>> BEGIN LISTED ENTRIES
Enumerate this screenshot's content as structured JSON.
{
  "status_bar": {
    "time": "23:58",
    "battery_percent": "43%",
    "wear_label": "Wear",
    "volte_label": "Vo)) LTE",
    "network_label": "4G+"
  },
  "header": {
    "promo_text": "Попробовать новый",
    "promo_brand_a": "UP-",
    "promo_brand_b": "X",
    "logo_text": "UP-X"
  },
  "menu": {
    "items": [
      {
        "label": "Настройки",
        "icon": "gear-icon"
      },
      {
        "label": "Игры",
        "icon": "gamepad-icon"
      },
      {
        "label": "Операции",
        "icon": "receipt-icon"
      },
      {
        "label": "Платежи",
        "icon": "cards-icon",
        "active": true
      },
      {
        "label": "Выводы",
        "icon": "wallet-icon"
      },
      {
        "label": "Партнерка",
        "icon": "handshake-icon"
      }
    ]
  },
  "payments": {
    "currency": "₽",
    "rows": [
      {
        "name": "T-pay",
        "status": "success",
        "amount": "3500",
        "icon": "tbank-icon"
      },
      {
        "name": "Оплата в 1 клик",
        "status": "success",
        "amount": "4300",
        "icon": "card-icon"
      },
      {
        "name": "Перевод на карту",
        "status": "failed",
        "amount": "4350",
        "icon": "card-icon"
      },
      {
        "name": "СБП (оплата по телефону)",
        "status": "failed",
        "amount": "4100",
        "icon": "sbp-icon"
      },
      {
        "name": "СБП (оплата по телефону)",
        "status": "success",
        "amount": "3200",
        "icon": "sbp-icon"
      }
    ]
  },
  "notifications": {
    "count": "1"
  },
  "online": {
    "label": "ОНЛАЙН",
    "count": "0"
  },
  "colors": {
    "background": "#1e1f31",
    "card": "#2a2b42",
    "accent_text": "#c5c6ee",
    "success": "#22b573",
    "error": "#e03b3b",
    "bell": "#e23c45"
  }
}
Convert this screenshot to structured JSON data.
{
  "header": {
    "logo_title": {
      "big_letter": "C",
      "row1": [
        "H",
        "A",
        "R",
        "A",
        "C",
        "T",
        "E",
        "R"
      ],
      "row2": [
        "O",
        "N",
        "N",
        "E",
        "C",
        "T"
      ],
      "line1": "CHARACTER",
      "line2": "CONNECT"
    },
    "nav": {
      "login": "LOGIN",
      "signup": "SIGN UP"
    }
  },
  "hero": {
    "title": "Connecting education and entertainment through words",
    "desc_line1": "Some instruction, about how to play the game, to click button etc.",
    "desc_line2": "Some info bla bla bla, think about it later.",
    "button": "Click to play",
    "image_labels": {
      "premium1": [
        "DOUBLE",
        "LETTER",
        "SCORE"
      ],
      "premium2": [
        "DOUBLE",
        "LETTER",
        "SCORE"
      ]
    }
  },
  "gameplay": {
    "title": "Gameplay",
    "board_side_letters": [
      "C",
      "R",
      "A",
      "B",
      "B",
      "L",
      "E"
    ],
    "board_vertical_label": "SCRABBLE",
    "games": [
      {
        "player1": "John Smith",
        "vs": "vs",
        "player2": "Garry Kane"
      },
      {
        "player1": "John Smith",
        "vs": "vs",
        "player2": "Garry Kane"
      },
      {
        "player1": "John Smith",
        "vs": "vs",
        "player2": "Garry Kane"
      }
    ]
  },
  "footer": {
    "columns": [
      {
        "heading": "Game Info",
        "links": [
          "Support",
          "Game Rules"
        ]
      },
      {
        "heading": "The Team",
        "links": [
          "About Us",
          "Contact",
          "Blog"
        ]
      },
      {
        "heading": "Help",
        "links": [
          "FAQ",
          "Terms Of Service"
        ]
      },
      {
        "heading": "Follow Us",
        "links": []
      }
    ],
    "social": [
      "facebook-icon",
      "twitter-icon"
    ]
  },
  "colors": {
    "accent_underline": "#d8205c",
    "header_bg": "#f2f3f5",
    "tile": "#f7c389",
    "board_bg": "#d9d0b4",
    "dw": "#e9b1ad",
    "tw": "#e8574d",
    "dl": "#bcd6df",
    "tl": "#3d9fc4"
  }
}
>> END LISTED ENTRIES
STATED GOAL → Transcribe the material exactly as it reads.

RESPONSE BELOW →
Enumerate this screenshot's content as structured JSON.
{
  "status_bar": {
    "time": "23:58",
    "battery_percent": "43%",
    "wear_label": "Wear",
    "volte_label": "Vo)) LTE",
    "network_label": "4G+"
  },
  "header": {
    "promo_text": "Попробовать новый",
    "promo_brand_a": "UP-",
    "promo_brand_b": "X",
    "logo_text": "UP-X"
  },
  "menu": {
    "items": [
      {
        "label": "Настройки",
        "icon": "gear-icon"
      },
      {
        "label": "Игры",
        "icon": "gamepad-icon"
      },
      {
        "label": "Операции",
        "icon": "receipt-icon"
      },
      {
        "label": "Платежи",
        "icon": "cards-icon",
        "active": true
      },
      {
        "label": "Выводы",
        "icon": "wallet-icon"
      },
      {
        "label": "Партнерка",
        "icon": "handshake-icon"
      }
    ]
  },
  "payments": {
    "currency": "₽",
    "rows": [
      {
        "name": "T-pay",
        "status": "success",
        "amount": "3500",
        "icon": "tbank-icon"
      },
      {
        "name": "Оплата в 1 клик",
        "status": "success",
        "amount": "4300",
        "icon": "card-icon"
      },
      {
        "name": "Перевод на карту",
        "status": "failed",
        "amount": "4350",
        "icon": "card-icon"
      },
      {
        "name": "СБП (оплата по телефону)",
        "status": "failed",
        "amount": "4100",
        "icon": "sbp-icon"
      },
      {
        "name": "СБП (оплата по телефону)",
        "status": "success",
        "amount": "3200",
        "icon": "sbp-icon"
      }
    ]
  },
  "notifications": {
    "count": "1"
  },
  "online": {
    "label": "ОНЛАЙН",
    "count": "0"
  },
  "colors": {
    "background": "#1e1f31",
    "card": "#2a2b42",
    "accent_text": "#c5c6ee",
    "success": "#22b573",
    "error": "#e03b3b",
    "bell": "#e23c45"
  }
}
Convert this screenshot to structured JSON data.
{
  "header": {
    "logo_title": {
      "big_letter": "C",
      "row1": [
        "H",
        "A",
        "R",
        "A",
        "C",
        "T",
        "E",
        "R"
      ],
      "row2": [
        "O",
        "N",
        "N",
        "E",
        "C",
        "T"
      ],
      "line1": "CHARACTER",
      "line2": "CONNECT"
    },
    "nav": {
      "login": "LOGIN",
      "signup": "SIGN UP"
    }
  },
  "hero": {
    "title": "Connecting education and entertainment through words",
    "desc_line1": "Some instruction, about how to play the game, to click button etc.",
    "desc_line2": "Some info bla bla bla, think about it later.",
    "button": "Click to play",
    "image_labels": {
      "premium1": [
        "DOUBLE",
        "LETTER",
        "SCORE"
      ],
      "premium2": [
        "DOUBLE",
        "LETTER",
        "SCORE"
      ]
    }
  },
  "gameplay": {
    "title": "Gameplay",
    "board_side_letters": [
      "C",
      "R",
      "A",
      "B",
      "B",
      "L",
      "E"
    ],
    "board_vertical_label": "SCRABBLE",
    "games": [
      {
        "player1": "John Smith",
        "vs": "vs",
        "player2": "Garry Kane"
      },
      {
        "player1": "John Smith",
        "vs": "vs",
        "player2": "Garry Kane"
      },
      {
        "player1": "John Smith",
        "vs": "vs",
        "player2": "Garry Kane"
      }
    ]
  },
  "footer": {
    "columns": [
      {
        "heading": "Game Info",
        "links": [
          "Support",
          "Game Rules"
        ]
      },
      {
        "heading": "The Team",
        "links": [
          "About Us",
          "Contact",
          "Blog"
        ]
      },
      {
        "heading": "Help",
        "links": [
          "FAQ",
          "Terms Of Service"
        ]
      },
      {
        "heading": "Follow Us",
        "links": []
      }
    ],
    "social": [
      "facebook-icon",
      "twitter-icon"
    ]
  },
  "colors": {
    "accent_underline": "#d8205c",
    "header_bg": "#f2f3f5",
    "tile": "#f7c389",
    "board_bg": "#d9d0b4",
    "dw": "#e9b1ad",
    "tw": "#e8574d",
    "dl": "#bcd6df",
    "tl": "#3d9fc4"
  }
}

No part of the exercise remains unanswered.